Records
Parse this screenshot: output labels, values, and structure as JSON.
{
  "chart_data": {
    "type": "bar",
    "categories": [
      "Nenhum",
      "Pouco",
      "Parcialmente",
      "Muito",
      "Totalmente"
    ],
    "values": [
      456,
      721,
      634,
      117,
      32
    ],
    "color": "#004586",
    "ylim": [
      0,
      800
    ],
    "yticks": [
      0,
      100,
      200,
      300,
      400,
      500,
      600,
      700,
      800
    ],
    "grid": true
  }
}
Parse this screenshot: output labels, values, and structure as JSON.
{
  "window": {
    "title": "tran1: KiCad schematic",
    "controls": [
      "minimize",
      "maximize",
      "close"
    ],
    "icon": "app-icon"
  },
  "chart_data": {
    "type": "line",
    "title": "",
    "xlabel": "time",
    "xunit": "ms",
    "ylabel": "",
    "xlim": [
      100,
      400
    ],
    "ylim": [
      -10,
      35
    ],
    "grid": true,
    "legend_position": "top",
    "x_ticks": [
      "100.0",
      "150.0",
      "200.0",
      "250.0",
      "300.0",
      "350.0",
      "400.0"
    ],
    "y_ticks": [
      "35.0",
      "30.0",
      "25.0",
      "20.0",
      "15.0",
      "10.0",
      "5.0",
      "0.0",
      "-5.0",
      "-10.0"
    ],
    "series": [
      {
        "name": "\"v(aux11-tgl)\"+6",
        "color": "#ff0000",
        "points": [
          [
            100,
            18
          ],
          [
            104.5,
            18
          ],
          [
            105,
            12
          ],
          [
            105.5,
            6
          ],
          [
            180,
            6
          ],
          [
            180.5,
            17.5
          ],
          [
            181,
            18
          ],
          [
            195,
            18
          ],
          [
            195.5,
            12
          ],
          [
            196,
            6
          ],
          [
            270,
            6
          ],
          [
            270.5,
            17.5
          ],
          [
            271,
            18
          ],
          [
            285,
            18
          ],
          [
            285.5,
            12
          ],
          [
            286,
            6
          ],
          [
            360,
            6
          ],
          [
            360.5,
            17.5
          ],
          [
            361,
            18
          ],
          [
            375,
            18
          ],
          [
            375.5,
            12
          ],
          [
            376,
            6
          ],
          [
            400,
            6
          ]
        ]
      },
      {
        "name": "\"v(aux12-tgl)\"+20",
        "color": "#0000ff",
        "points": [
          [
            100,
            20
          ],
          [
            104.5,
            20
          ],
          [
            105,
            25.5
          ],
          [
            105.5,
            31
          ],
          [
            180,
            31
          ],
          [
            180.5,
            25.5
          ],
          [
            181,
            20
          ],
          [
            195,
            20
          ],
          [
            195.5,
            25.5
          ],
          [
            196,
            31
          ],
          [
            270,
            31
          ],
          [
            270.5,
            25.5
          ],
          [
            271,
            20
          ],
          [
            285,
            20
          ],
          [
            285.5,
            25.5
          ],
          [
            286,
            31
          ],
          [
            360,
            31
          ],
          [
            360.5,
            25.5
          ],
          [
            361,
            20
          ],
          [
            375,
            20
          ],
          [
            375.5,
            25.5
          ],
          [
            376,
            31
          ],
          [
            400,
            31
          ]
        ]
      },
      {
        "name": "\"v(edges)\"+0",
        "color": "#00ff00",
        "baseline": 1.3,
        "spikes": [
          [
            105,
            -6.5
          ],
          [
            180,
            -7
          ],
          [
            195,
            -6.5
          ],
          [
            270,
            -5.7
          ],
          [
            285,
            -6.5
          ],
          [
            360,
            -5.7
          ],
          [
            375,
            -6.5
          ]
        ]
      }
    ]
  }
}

Task:
Every record above should be copied exactly.

Written response:
Parse this screenshot: output labels, values, and structure as JSON.
{
  "chart_data": {
    "type": "bar",
    "categories": [
      "Nenhum",
      "Pouco",
      "Parcialmente",
      "Muito",
      "Totalmente"
    ],
    "values": [
      456,
      721,
      634,
      117,
      32
    ],
    "color": "#004586",
    "ylim": [
      0,
      800
    ],
    "yticks": [
      0,
      100,
      200,
      300,
      400,
      500,
      600,
      700,
      800
    ],
    "grid": true
  }
}
Parse this screenshot: output labels, values, and structure as JSON.
{
  "window": {
    "title": "tran1: KiCad schematic",
    "controls": [
      "minimize",
      "maximize",
      "close"
    ],
    "icon": "app-icon"
  },
  "chart_data": {
    "type": "line",
    "title": "",
    "xlabel": "time",
    "xunit": "ms",
    "ylabel": "",
    "xlim": [
      100,
      400
    ],
    "ylim": [
      -10,
      35
    ],
    "grid": true,
    "legend_position": "top",
    "x_ticks": [
      "100.0",
      "150.0",
      "200.0",
      "250.0",
      "300.0",
      "350.0",
      "400.0"
    ],
    "y_ticks": [
      "35.0",
      "30.0",
      "25.0",
      "20.0",
      "15.0",
      "10.0",
      "5.0",
      "0.0",
      "-5.0",
      "-10.0"
    ],
    "series": [
      {
        "name": "\"v(aux11-tgl)\"+6",
        "color": "#ff0000",
        "points": [
          [
            100,
            18
          ],
          [
            104.5,
            18
          ],
          [
            105,
            12
          ],
          [
            105.5,
            6
          ],
          [
            180,
            6
          ],
          [
            180.5,
            17.5
          ],
          [
            181,
            18
          ],
          [
            195,
            18
          ],
          [
            195.5,
            12
          ],
          [
            196,
            6
          ],
          [
            270,
            6
          ],
          [
            270.5,
            17.5
          ],
          [
            271,
            18
          ],
          [
            285,
            18
          ],
          [
            285.5,
            12
          ],
          [
            286,
            6
          ],
          [
            360,
            6
          ],
          [
            360.5,
            17.5
          ],
          [
            361,
            18
          ],
          [
            375,
            18
          ],
          [
            375.5,
            12
          ],
          [
            376,
            6
          ],
          [
            400,
            6
          ]
        ]
      },
      {
        "name": "\"v(aux12-tgl)\"+20",
        "color": "#0000ff",
        "points": [
          [
            100,
            20
          ],
          [
            104.5,
            20
          ],
          [
            105,
            25.5
          ],
          [
            105.5,
            31
          ],
          [
            180,
            31
          ],
          [
            180.5,
            25.5
          ],
          [
            181,
            20
          ],
          [
            195,
            20
          ],
          [
            195.5,
            25.5
          ],
          [
            196,
            31
          ],
          [
            270,
            31
          ],
          [
            270.5,
            25.5
          ],
          [
            271,
            20
          ],
          [
            285,
            20
          ],
          [
            285.5,
            25.5
          ],
          [
            286,
            31
          ],
          [
            360,
            31
          ],
          [
            360.5,
            25.5
          ],
          [
            361,
            20
          ],
          [
            375,
            20
          ],
          [
            375.5,
            25.5
          ],
          [
            376,
            31
          ],
          [
            400,
            31
          ]
        ]
      },
      {
        "name": "\"v(edges)\"+0",
        "color": "#00ff00",
        "baseline": 1.3,
        "spikes": [
          [
            105,
            -6.5
          ],
          [
            180,
            -7
          ],
          [
            195,
            -6.5
          ],
          [
            270,
            -5.7
          ],
          [
            285,
            -6.5
          ],
          [
            360,
            -5.7
          ],
          [
            375,
            -6.5
          ]
        ]
      }
    ]
  }
}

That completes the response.